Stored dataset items
-- Start --

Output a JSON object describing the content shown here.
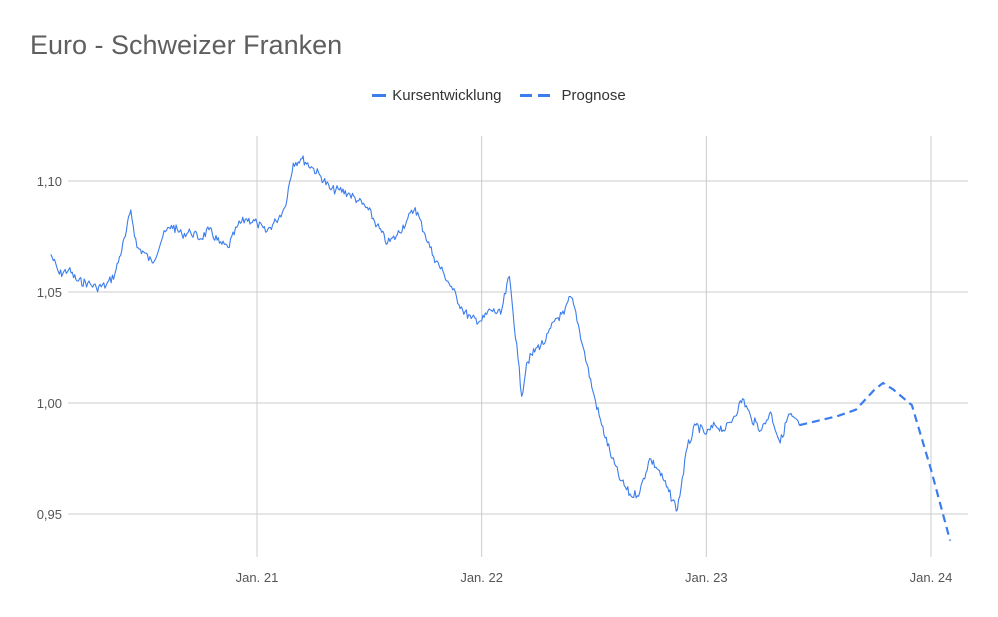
{
  "title": "Euro - Schweizer Franken",
  "legend": [
    {
      "label": "Kursentwicklung",
      "style": "solid"
    },
    {
      "label": "Prognose",
      "style": "dashed"
    }
  ],
  "colors": {
    "series": "#3b7ded",
    "grid": "#cccccc"
  },
  "chart_data": {
    "type": "line",
    "title": "Euro - Schweizer Franken",
    "xlabel": "",
    "ylabel": "",
    "x_tick_labels": [
      "Jan. 21",
      "Jan. 22",
      "Jan. 23",
      "Jan. 24"
    ],
    "y_tick_labels": [
      "1,10",
      "1,05",
      "1,00",
      "0,95"
    ],
    "y_ticks": [
      1.1,
      1.05,
      1.0,
      0.95
    ],
    "ylim": [
      0.93,
      1.12
    ],
    "xlim": [
      "2020-02-15",
      "2024-02-15"
    ],
    "grid": true,
    "legend_position": "top",
    "series": [
      {
        "name": "Kursentwicklung",
        "style": "solid",
        "points": [
          [
            "2020-02-01",
            1.067
          ],
          [
            "2020-02-15",
            1.058
          ],
          [
            "2020-03-01",
            1.06
          ],
          [
            "2020-03-15",
            1.055
          ],
          [
            "2020-04-01",
            1.054
          ],
          [
            "2020-04-15",
            1.052
          ],
          [
            "2020-05-01",
            1.053
          ],
          [
            "2020-05-15",
            1.058
          ],
          [
            "2020-06-01",
            1.075
          ],
          [
            "2020-06-10",
            1.087
          ],
          [
            "2020-06-20",
            1.07
          ],
          [
            "2020-07-01",
            1.068
          ],
          [
            "2020-07-15",
            1.063
          ],
          [
            "2020-08-01",
            1.075
          ],
          [
            "2020-08-15",
            1.08
          ],
          [
            "2020-09-01",
            1.076
          ],
          [
            "2020-09-15",
            1.077
          ],
          [
            "2020-10-01",
            1.074
          ],
          [
            "2020-10-15",
            1.078
          ],
          [
            "2020-11-01",
            1.072
          ],
          [
            "2020-11-15",
            1.07
          ],
          [
            "2020-12-01",
            1.08
          ],
          [
            "2020-12-15",
            1.083
          ],
          [
            "2021-01-01",
            1.081
          ],
          [
            "2021-01-15",
            1.077
          ],
          [
            "2021-02-01",
            1.082
          ],
          [
            "2021-02-15",
            1.088
          ],
          [
            "2021-03-01",
            1.108
          ],
          [
            "2021-03-15",
            1.11
          ],
          [
            "2021-04-01",
            1.106
          ],
          [
            "2021-04-15",
            1.102
          ],
          [
            "2021-05-01",
            1.096
          ],
          [
            "2021-05-15",
            1.096
          ],
          [
            "2021-06-01",
            1.094
          ],
          [
            "2021-06-15",
            1.091
          ],
          [
            "2021-07-01",
            1.087
          ],
          [
            "2021-07-15",
            1.08
          ],
          [
            "2021-08-01",
            1.072
          ],
          [
            "2021-08-15",
            1.075
          ],
          [
            "2021-09-01",
            1.082
          ],
          [
            "2021-09-15",
            1.088
          ],
          [
            "2021-10-01",
            1.076
          ],
          [
            "2021-10-15",
            1.066
          ],
          [
            "2021-11-01",
            1.058
          ],
          [
            "2021-11-15",
            1.051
          ],
          [
            "2021-12-01",
            1.042
          ],
          [
            "2021-12-15",
            1.038
          ],
          [
            "2022-01-01",
            1.037
          ],
          [
            "2022-01-15",
            1.042
          ],
          [
            "2022-02-01",
            1.04
          ],
          [
            "2022-02-15",
            1.057
          ],
          [
            "2022-03-01",
            1.02
          ],
          [
            "2022-03-07",
            1.003
          ],
          [
            "2022-03-15",
            1.018
          ],
          [
            "2022-04-01",
            1.025
          ],
          [
            "2022-04-15",
            1.028
          ],
          [
            "2022-05-01",
            1.038
          ],
          [
            "2022-05-15",
            1.04
          ],
          [
            "2022-05-25",
            1.048
          ],
          [
            "2022-06-01",
            1.043
          ],
          [
            "2022-06-15",
            1.025
          ],
          [
            "2022-07-01",
            1.005
          ],
          [
            "2022-07-15",
            0.99
          ],
          [
            "2022-08-01",
            0.975
          ],
          [
            "2022-08-15",
            0.965
          ],
          [
            "2022-09-01",
            0.958
          ],
          [
            "2022-09-15",
            0.96
          ],
          [
            "2022-10-01",
            0.975
          ],
          [
            "2022-10-15",
            0.97
          ],
          [
            "2022-11-01",
            0.96
          ],
          [
            "2022-11-15",
            0.952
          ],
          [
            "2022-12-01",
            0.98
          ],
          [
            "2022-12-15",
            0.99
          ],
          [
            "2023-01-01",
            0.986
          ],
          [
            "2023-01-15",
            0.99
          ],
          [
            "2023-02-01",
            0.988
          ],
          [
            "2023-02-15",
            0.994
          ],
          [
            "2023-03-01",
            1.002
          ],
          [
            "2023-03-15",
            0.993
          ],
          [
            "2023-04-01",
            0.988
          ],
          [
            "2023-04-15",
            0.996
          ],
          [
            "2023-05-01",
            0.982
          ],
          [
            "2023-05-15",
            0.995
          ],
          [
            "2023-06-01",
            0.99
          ]
        ]
      },
      {
        "name": "Prognose",
        "style": "dashed",
        "points": [
          [
            "2023-06-01",
            0.99
          ],
          [
            "2023-07-01",
            0.992
          ],
          [
            "2023-08-01",
            0.994
          ],
          [
            "2023-09-01",
            0.997
          ],
          [
            "2023-10-01",
            1.006
          ],
          [
            "2023-10-15",
            1.009
          ],
          [
            "2023-11-01",
            1.006
          ],
          [
            "2023-12-01",
            0.999
          ],
          [
            "2024-01-01",
            0.97
          ],
          [
            "2024-02-01",
            0.938
          ]
        ]
      }
    ]
  }
}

-- End --

(Directive) Copy all the records above exactly, but leave out the pictures.

(Written response)
Output a JSON object describing the content shown here.
{
  "title": "Euro - Schweizer Franken",
  "legend": [
    {
      "label": "Kursentwicklung",
      "style": "solid"
    },
    {
      "label": "Prognose",
      "style": "dashed"
    }
  ],
  "colors": {
    "series": "#3b7ded",
    "grid": "#cccccc"
  },
  "chart_data": {
    "type": "line",
    "title": "Euro - Schweizer Franken",
    "xlabel": "",
    "ylabel": "",
    "x_tick_labels": [
      "Jan. 21",
      "Jan. 22",
      "Jan. 23",
      "Jan. 24"
    ],
    "y_tick_labels": [
      "1,10",
      "1,05",
      "1,00",
      "0,95"
    ],
    "y_ticks": [
      1.1,
      1.05,
      1.0,
      0.95
    ],
    "ylim": [
      0.93,
      1.12
    ],
    "xlim": [
      "2020-02-15",
      "2024-02-15"
    ],
    "grid": true,
    "legend_position": "top",
    "series": [
      {
        "name": "Kursentwicklung",
        "style": "solid",
        "points": [
          [
            "2020-02-01",
            1.067
          ],
          [
            "2020-02-15",
            1.058
          ],
          [
            "2020-03-01",
            1.06
          ],
          [
            "2020-03-15",
            1.055
          ],
          [
            "2020-04-01",
            1.054
          ],
          [
            "2020-04-15",
            1.052
          ],
          [
            "2020-05-01",
            1.053
          ],
          [
            "2020-05-15",
            1.058
          ],
          [
            "2020-06-01",
            1.075
          ],
          [
            "2020-06-10",
            1.087
          ],
          [
            "2020-06-20",
            1.07
          ],
          [
            "2020-07-01",
            1.068
          ],
          [
            "2020-07-15",
            1.063
          ],
          [
            "2020-08-01",
            1.075
          ],
          [
            "2020-08-15",
            1.08
          ],
          [
            "2020-09-01",
            1.076
          ],
          [
            "2020-09-15",
            1.077
          ],
          [
            "2020-10-01",
            1.074
          ],
          [
            "2020-10-15",
            1.078
          ],
          [
            "2020-11-01",
            1.072
          ],
          [
            "2020-11-15",
            1.07
          ],
          [
            "2020-12-01",
            1.08
          ],
          [
            "2020-12-15",
            1.083
          ],
          [
            "2021-01-01",
            1.081
          ],
          [
            "2021-01-15",
            1.077
          ],
          [
            "2021-02-01",
            1.082
          ],
          [
            "2021-02-15",
            1.088
          ],
          [
            "2021-03-01",
            1.108
          ],
          [
            "2021-03-15",
            1.11
          ],
          [
            "2021-04-01",
            1.106
          ],
          [
            "2021-04-15",
            1.102
          ],
          [
            "2021-05-01",
            1.096
          ],
          [
            "2021-05-15",
            1.096
          ],
          [
            "2021-06-01",
            1.094
          ],
          [
            "2021-06-15",
            1.091
          ],
          [
            "2021-07-01",
            1.087
          ],
          [
            "2021-07-15",
            1.08
          ],
          [
            "2021-08-01",
            1.072
          ],
          [
            "2021-08-15",
            1.075
          ],
          [
            "2021-09-01",
            1.082
          ],
          [
            "2021-09-15",
            1.088
          ],
          [
            "2021-10-01",
            1.076
          ],
          [
            "2021-10-15",
            1.066
          ],
          [
            "2021-11-01",
            1.058
          ],
          [
            "2021-11-15",
            1.051
          ],
          [
            "2021-12-01",
            1.042
          ],
          [
            "2021-12-15",
            1.038
          ],
          [
            "2022-01-01",
            1.037
          ],
          [
            "2022-01-15",
            1.042
          ],
          [
            "2022-02-01",
            1.04
          ],
          [
            "2022-02-15",
            1.057
          ],
          [
            "2022-03-01",
            1.02
          ],
          [
            "2022-03-07",
            1.003
          ],
          [
            "2022-03-15",
            1.018
          ],
          [
            "2022-04-01",
            1.025
          ],
          [
            "2022-04-15",
            1.028
          ],
          [
            "2022-05-01",
            1.038
          ],
          [
            "2022-05-15",
            1.04
          ],
          [
            "2022-05-25",
            1.048
          ],
          [
            "2022-06-01",
            1.043
          ],
          [
            "2022-06-15",
            1.025
          ],
          [
            "2022-07-01",
            1.005
          ],
          [
            "2022-07-15",
            0.99
          ],
          [
            "2022-08-01",
            0.975
          ],
          [
            "2022-08-15",
            0.965
          ],
          [
            "2022-09-01",
            0.958
          ],
          [
            "2022-09-15",
            0.96
          ],
          [
            "2022-10-01",
            0.975
          ],
          [
            "2022-10-15",
            0.97
          ],
          [
            "2022-11-01",
            0.96
          ],
          [
            "2022-11-15",
            0.952
          ],
          [
            "2022-12-01",
            0.98
          ],
          [
            "2022-12-15",
            0.99
          ],
          [
            "2023-01-01",
            0.986
          ],
          [
            "2023-01-15",
            0.99
          ],
          [
            "2023-02-01",
            0.988
          ],
          [
            "2023-02-15",
            0.994
          ],
          [
            "2023-03-01",
            1.002
          ],
          [
            "2023-03-15",
            0.993
          ],
          [
            "2023-04-01",
            0.988
          ],
          [
            "2023-04-15",
            0.996
          ],
          [
            "2023-05-01",
            0.982
          ],
          [
            "2023-05-15",
            0.995
          ],
          [
            "2023-06-01",
            0.99
          ]
        ]
      },
      {
        "name": "Prognose",
        "style": "dashed",
        "points": [
          [
            "2023-06-01",
            0.99
          ],
          [
            "2023-07-01",
            0.992
          ],
          [
            "2023-08-01",
            0.994
          ],
          [
            "2023-09-01",
            0.997
          ],
          [
            "2023-10-01",
            1.006
          ],
          [
            "2023-10-15",
            1.009
          ],
          [
            "2023-11-01",
            1.006
          ],
          [
            "2023-12-01",
            0.999
          ],
          [
            "2024-01-01",
            0.97
          ],
          [
            "2024-02-01",
            0.938
          ]
        ]
      }
    ]
  }
}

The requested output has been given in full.